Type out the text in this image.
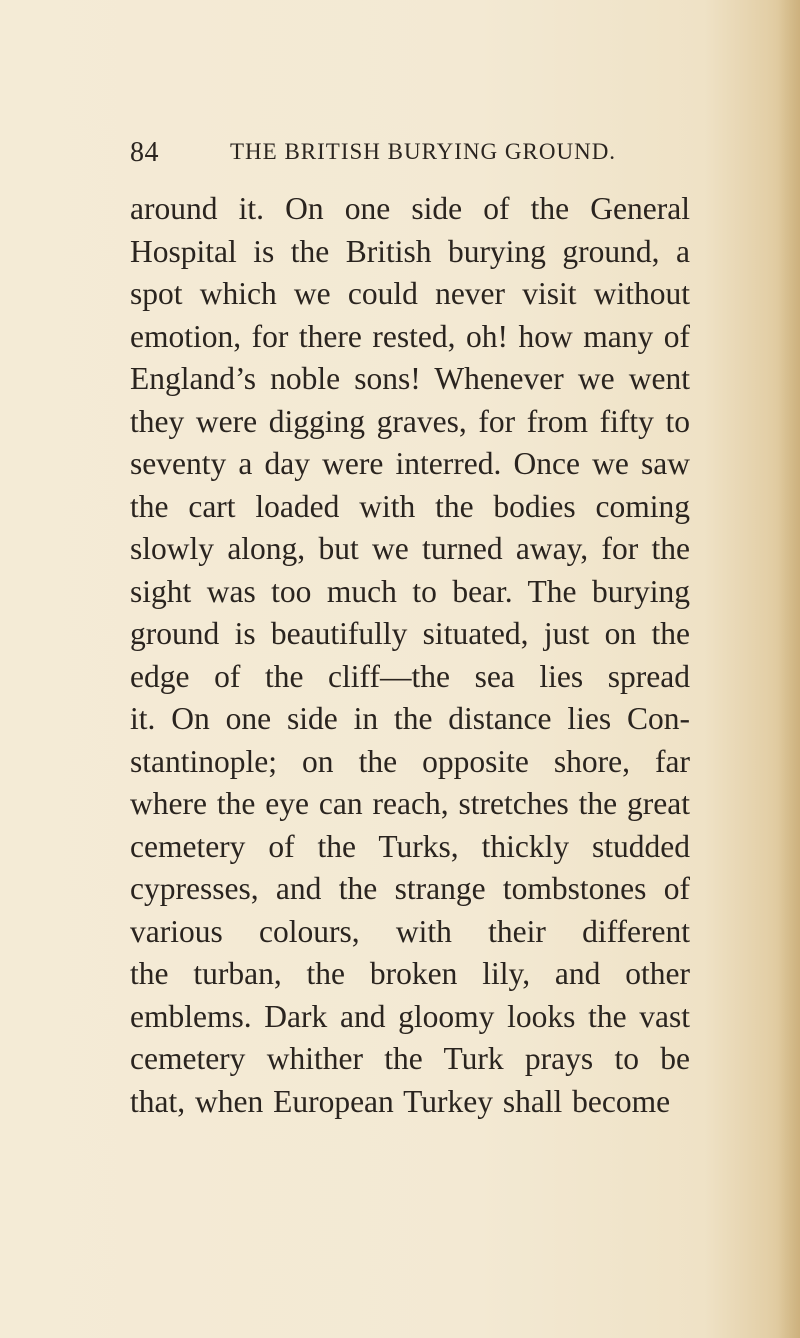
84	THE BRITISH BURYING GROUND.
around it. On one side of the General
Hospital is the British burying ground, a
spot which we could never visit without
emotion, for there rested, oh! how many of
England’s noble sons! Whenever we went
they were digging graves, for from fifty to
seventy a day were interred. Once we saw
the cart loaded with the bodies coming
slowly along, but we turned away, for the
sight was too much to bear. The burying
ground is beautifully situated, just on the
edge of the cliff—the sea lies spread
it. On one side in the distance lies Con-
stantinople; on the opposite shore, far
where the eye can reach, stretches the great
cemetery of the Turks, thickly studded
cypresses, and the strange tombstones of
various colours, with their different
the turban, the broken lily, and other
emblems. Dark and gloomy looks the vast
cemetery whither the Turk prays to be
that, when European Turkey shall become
...
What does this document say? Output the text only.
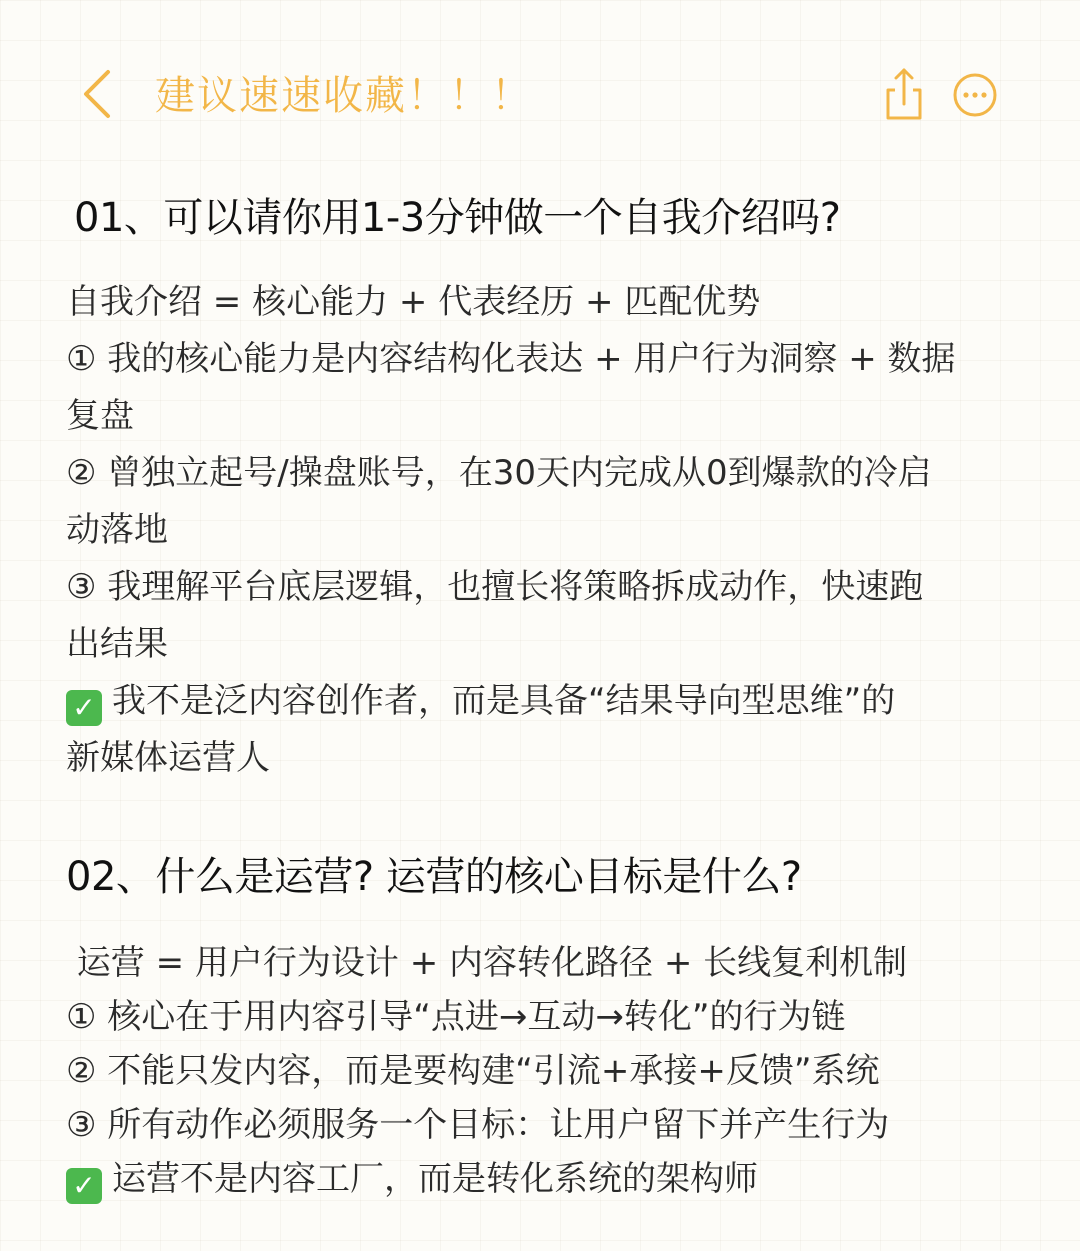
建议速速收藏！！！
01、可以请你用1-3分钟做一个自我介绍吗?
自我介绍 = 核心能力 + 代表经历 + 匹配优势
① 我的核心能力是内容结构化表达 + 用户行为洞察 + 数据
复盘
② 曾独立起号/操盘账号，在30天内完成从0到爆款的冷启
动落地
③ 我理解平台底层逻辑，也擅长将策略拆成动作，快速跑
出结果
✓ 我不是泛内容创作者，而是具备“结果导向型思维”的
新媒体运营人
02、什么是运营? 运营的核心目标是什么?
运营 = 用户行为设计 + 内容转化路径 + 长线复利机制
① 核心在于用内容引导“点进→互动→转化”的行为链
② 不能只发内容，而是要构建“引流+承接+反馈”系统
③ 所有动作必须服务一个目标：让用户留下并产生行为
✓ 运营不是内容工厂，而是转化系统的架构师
--
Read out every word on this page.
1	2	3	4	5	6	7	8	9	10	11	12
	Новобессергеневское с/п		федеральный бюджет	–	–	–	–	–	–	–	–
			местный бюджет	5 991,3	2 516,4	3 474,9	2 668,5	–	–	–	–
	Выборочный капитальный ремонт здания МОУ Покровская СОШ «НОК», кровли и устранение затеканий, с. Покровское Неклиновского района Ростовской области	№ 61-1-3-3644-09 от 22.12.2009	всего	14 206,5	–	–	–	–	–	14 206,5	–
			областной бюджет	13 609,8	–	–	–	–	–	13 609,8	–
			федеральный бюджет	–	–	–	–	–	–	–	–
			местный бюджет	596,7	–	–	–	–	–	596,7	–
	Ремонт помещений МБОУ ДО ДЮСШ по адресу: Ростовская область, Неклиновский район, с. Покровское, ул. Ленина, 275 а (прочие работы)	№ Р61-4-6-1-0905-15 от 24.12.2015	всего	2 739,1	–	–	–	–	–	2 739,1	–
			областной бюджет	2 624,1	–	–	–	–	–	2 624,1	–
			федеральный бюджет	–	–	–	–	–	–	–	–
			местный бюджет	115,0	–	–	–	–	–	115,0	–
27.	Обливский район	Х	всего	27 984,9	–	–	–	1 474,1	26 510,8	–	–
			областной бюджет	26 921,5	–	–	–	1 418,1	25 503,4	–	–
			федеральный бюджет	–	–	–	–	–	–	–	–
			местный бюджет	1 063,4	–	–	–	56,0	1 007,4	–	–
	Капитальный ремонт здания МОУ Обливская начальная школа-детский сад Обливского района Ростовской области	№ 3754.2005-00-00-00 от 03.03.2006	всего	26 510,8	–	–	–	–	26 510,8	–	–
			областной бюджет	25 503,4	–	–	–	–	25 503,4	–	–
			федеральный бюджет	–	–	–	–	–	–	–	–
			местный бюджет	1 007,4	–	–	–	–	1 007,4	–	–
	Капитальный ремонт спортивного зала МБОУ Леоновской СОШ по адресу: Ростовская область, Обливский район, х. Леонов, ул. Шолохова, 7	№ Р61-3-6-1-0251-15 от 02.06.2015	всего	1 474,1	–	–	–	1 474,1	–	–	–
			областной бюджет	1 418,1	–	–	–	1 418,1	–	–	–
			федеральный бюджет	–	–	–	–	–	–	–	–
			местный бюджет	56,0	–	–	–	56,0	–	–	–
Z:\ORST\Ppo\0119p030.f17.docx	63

• _What you will do_: Gather up the lines that contain the word "lies".

• _Output of the exercise_:
edge of the cliff—the sea lies spread
it. On one side in the distance lies Con-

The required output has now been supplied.